● **Material provided**:
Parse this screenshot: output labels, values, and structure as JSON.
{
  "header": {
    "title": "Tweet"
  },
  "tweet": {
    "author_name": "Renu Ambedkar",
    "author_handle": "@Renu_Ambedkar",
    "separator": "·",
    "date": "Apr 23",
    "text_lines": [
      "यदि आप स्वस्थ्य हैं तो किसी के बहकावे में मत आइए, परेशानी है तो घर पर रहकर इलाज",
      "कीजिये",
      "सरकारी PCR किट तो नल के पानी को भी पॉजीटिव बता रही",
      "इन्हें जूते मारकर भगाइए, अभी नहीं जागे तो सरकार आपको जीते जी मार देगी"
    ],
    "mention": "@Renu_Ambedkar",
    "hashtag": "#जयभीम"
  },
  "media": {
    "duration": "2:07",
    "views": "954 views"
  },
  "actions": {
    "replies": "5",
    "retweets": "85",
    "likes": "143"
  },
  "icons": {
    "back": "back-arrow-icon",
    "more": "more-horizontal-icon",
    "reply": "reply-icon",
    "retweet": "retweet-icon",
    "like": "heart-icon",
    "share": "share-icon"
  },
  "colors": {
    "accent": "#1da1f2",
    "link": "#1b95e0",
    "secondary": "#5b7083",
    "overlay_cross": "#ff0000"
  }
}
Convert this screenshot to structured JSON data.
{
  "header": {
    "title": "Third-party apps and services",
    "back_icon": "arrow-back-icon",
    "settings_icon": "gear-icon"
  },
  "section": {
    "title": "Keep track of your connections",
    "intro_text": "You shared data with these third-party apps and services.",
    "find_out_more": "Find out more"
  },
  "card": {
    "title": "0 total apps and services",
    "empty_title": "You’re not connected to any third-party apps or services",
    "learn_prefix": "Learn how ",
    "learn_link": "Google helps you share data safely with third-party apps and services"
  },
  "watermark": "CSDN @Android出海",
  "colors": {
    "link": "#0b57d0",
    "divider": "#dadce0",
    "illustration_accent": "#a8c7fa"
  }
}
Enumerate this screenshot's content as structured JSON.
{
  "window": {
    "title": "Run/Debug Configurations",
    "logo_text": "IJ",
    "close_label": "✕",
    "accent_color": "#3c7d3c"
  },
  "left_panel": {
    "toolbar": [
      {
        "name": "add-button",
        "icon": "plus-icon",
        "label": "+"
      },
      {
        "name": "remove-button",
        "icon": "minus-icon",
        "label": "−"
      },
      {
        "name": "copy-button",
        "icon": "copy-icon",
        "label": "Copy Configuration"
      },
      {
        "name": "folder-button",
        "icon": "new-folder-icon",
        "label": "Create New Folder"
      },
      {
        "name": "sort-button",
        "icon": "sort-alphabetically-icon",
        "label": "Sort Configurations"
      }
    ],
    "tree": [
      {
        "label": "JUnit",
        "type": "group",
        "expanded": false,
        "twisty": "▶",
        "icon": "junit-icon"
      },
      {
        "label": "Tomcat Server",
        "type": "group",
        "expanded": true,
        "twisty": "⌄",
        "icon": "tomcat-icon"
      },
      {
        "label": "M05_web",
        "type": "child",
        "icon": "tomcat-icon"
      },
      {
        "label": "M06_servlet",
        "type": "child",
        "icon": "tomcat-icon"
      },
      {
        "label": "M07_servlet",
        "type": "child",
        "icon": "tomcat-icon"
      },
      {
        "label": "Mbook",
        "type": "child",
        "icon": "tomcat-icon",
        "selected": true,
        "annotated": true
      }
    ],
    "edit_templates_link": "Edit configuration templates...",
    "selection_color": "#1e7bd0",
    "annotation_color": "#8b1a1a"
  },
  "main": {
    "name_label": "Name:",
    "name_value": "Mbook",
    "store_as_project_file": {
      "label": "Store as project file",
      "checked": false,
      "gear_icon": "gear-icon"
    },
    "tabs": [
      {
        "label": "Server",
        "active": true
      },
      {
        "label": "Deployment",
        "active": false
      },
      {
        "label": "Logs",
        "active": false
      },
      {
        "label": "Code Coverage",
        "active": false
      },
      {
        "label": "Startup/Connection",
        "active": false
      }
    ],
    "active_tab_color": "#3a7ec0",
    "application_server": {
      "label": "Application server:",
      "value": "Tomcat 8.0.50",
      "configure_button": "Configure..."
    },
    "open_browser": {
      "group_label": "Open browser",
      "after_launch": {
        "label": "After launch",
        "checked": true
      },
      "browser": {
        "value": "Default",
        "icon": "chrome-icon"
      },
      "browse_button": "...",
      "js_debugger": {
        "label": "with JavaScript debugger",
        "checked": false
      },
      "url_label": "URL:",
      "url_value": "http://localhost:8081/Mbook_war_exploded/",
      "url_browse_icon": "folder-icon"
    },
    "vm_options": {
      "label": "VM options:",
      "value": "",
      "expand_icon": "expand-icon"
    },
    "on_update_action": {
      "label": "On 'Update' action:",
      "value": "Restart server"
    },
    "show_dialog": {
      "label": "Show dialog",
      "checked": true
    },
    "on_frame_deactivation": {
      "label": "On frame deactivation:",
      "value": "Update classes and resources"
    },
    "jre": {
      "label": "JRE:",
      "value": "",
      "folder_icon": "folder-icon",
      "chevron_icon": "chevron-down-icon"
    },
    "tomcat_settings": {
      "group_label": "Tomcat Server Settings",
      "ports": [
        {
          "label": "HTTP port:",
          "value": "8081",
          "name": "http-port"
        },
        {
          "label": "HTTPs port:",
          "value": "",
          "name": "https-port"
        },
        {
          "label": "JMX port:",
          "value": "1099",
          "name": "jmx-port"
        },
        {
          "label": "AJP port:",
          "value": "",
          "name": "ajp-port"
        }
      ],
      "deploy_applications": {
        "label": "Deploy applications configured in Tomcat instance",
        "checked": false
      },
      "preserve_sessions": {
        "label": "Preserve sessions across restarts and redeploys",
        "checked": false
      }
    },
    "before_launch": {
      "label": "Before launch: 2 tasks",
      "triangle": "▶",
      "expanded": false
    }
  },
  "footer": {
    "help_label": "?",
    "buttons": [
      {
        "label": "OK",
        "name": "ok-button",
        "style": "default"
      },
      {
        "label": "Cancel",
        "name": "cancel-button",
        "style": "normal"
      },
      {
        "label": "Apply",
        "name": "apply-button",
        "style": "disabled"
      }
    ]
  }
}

● **Task requirements**: Work out how many lines in the records above contain the word "back", and reply with that number alone.

● **Result of the exercise**: 2